___ DATASET ENTRIES ___

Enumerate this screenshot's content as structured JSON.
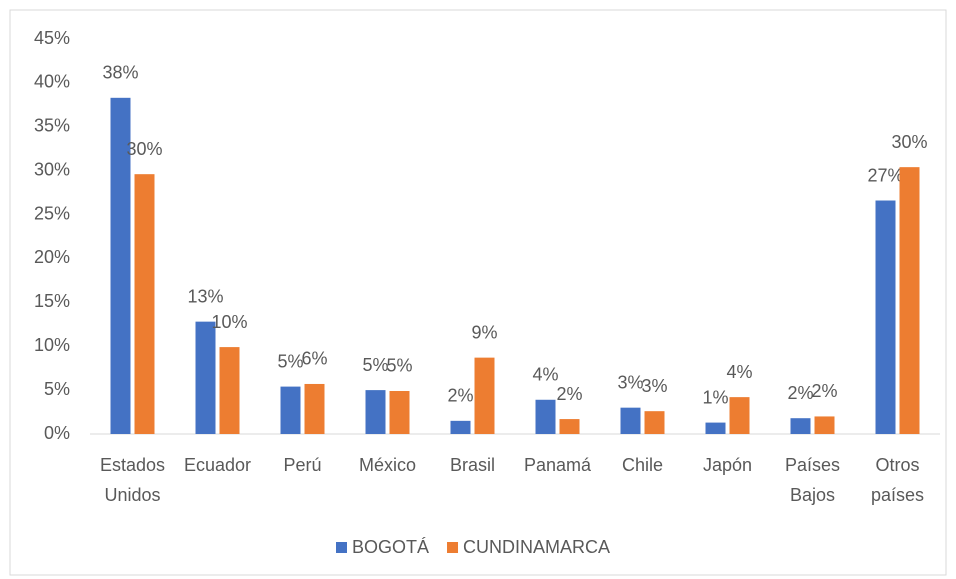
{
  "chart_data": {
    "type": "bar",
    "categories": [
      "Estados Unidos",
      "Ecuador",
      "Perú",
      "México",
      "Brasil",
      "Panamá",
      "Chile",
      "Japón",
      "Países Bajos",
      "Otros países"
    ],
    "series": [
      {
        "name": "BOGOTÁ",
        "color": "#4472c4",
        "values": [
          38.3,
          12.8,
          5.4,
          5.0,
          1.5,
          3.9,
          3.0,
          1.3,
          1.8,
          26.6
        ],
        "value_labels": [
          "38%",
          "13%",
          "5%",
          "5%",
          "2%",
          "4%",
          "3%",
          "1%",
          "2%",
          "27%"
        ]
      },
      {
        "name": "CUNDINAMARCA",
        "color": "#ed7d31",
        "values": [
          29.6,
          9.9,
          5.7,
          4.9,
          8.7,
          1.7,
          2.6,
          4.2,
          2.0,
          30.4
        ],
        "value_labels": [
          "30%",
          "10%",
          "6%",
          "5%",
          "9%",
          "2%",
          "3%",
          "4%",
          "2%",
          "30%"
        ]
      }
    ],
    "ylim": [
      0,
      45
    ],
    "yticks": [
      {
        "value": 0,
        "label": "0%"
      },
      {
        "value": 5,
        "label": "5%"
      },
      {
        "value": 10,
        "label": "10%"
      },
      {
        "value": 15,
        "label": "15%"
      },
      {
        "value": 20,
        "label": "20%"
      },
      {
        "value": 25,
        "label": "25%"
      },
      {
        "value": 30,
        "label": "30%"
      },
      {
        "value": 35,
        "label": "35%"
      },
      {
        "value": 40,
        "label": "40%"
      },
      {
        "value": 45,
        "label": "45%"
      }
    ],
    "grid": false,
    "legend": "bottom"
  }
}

___
___ DATASET ENTRIES ___

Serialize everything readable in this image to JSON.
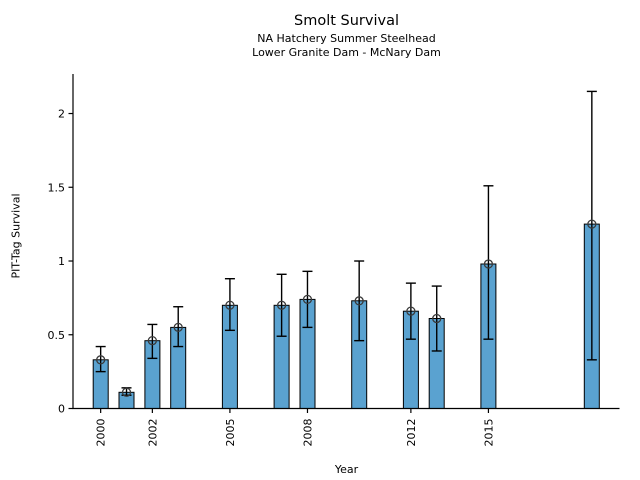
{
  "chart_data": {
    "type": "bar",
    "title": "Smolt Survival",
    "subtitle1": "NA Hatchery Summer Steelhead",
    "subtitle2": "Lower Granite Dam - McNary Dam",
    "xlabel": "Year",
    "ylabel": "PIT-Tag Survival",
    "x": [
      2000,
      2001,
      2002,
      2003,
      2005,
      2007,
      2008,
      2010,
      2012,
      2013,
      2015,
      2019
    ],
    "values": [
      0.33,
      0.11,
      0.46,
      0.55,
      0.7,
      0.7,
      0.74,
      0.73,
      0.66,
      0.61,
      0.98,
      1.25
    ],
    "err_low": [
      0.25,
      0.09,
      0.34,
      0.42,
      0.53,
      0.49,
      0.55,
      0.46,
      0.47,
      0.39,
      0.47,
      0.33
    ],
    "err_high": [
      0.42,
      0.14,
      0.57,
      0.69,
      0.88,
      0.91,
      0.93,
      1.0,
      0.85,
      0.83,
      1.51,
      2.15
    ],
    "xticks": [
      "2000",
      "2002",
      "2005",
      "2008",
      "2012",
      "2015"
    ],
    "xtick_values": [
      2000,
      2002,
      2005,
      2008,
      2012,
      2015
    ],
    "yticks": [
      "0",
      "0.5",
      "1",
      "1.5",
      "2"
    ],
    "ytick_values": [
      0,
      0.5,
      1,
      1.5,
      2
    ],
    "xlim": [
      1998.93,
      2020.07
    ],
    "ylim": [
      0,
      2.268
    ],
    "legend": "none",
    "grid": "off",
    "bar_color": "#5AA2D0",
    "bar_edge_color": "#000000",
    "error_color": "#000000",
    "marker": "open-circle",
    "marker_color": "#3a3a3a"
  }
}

___
___ DATASET ENTRIES ___

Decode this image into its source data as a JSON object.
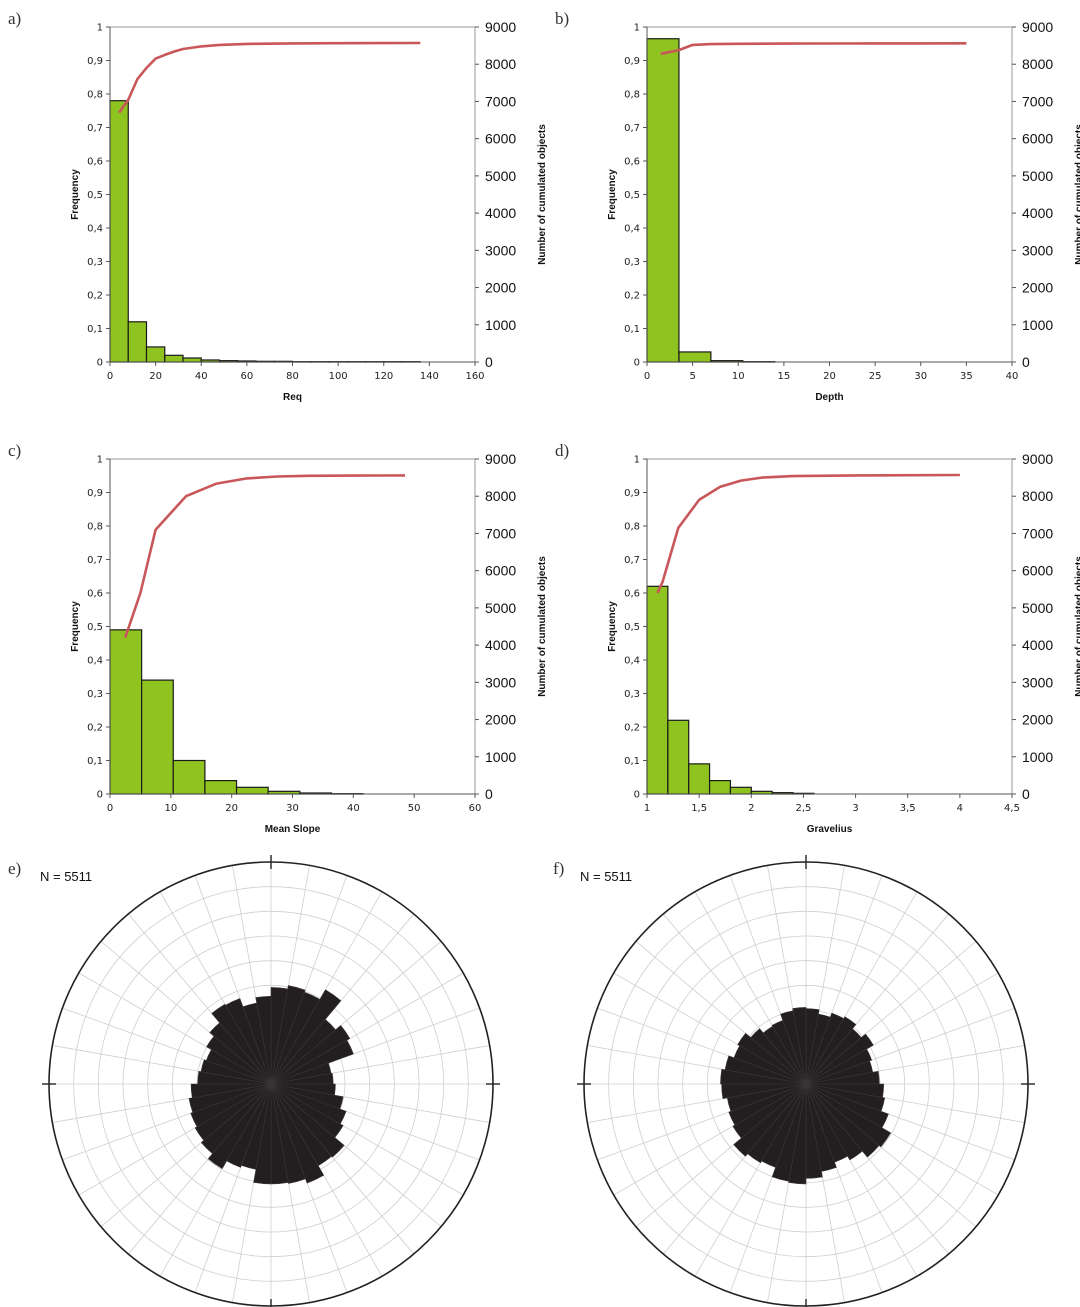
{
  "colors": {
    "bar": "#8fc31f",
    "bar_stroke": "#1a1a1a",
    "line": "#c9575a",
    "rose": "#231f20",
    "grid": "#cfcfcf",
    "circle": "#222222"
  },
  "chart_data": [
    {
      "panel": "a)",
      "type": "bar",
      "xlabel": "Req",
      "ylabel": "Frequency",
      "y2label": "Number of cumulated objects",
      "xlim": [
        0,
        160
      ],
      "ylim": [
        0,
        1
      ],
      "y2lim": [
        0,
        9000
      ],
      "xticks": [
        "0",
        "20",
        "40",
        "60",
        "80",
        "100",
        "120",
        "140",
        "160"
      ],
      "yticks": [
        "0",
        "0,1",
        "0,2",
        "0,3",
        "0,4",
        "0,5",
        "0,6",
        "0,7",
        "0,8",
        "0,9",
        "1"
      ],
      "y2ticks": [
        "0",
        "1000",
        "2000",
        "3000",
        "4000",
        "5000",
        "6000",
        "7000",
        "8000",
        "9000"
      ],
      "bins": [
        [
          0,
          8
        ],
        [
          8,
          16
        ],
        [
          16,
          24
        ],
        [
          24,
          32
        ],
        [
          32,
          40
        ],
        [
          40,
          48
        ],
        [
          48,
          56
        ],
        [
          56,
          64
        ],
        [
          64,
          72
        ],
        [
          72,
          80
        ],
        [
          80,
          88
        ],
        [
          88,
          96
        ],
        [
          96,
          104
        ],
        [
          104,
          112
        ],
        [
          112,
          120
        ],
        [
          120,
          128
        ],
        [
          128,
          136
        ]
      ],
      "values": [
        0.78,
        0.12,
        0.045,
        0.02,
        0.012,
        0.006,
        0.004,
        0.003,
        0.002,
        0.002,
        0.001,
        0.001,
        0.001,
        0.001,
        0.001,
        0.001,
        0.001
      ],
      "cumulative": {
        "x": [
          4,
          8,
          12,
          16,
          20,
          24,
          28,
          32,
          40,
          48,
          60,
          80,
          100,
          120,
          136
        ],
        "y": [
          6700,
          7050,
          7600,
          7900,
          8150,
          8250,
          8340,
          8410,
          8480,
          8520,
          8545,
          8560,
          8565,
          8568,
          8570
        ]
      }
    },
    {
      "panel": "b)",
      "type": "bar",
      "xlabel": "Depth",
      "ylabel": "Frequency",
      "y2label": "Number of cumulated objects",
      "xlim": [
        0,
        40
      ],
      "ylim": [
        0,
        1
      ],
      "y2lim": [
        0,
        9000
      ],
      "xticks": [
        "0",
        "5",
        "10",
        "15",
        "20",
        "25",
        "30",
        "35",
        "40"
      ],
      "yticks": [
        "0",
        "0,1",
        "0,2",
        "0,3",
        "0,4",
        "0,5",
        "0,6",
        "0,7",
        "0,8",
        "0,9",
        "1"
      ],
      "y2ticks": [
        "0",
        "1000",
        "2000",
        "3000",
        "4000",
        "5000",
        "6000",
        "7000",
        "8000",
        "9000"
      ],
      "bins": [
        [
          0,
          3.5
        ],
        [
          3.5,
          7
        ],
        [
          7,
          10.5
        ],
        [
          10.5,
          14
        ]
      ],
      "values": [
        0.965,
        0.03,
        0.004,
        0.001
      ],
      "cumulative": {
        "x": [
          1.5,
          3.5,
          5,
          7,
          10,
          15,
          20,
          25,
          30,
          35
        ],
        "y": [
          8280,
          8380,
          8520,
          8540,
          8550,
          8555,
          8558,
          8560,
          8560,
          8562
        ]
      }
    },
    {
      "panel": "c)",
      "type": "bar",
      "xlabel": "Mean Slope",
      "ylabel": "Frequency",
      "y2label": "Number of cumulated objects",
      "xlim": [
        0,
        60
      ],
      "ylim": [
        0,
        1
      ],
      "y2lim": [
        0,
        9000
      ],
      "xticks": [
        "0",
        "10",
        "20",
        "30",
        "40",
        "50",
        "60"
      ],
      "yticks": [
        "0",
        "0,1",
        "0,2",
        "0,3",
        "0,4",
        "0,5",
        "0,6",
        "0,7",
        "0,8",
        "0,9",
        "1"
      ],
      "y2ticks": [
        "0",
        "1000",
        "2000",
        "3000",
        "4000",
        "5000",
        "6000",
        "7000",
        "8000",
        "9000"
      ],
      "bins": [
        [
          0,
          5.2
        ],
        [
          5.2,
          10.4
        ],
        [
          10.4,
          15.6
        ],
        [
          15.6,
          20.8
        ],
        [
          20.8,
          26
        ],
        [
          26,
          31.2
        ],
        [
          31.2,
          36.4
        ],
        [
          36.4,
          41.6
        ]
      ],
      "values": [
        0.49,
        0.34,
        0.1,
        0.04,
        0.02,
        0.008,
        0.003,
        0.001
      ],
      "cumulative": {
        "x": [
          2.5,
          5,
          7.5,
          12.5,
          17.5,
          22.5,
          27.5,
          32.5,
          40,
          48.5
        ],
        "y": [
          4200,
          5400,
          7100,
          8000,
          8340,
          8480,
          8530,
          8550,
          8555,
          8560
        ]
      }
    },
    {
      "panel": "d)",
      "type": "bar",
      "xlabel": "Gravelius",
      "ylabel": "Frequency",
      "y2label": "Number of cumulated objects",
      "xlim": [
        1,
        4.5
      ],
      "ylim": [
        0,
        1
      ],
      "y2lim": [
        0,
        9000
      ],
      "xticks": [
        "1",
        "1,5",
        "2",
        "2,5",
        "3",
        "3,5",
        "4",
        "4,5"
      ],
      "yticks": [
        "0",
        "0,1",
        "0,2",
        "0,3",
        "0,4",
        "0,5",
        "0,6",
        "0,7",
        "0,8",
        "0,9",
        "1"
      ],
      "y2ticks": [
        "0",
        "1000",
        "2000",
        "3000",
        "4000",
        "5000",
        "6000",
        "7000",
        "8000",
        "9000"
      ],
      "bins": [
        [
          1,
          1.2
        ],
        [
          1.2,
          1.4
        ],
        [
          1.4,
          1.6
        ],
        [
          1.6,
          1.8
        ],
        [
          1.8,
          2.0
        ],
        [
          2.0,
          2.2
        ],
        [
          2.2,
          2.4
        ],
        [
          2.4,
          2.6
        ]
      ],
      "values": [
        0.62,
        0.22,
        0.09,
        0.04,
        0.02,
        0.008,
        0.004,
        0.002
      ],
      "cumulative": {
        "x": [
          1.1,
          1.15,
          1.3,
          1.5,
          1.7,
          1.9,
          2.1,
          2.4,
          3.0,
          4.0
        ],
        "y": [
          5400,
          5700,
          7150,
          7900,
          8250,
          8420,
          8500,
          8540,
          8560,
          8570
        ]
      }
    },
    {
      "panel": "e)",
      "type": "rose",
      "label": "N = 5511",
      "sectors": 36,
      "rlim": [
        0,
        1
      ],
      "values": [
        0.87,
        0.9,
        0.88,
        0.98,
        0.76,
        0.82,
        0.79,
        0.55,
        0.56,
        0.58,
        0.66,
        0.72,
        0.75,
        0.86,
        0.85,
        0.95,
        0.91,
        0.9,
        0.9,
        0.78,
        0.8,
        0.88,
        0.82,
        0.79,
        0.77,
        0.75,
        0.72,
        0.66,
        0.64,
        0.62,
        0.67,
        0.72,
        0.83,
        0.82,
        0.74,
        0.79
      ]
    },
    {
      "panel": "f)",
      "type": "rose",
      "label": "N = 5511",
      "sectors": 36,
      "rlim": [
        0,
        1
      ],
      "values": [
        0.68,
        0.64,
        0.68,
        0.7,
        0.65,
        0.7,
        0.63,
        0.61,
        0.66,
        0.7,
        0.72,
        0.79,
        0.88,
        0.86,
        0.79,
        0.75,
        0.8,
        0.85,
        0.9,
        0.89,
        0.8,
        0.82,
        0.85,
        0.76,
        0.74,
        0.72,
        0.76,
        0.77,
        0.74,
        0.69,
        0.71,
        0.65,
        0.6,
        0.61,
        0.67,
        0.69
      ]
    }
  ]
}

___

### GIVEN TASK
Pull out every line above that holds the word "xlabel".

### ANSWER TO THIS EXERCISE
    "xlabel": "Year",
      "xlabel": "Req",
      "xlabel": "Depth",
      "xlabel": "Mean Slope",
      "xlabel": "Gravelius",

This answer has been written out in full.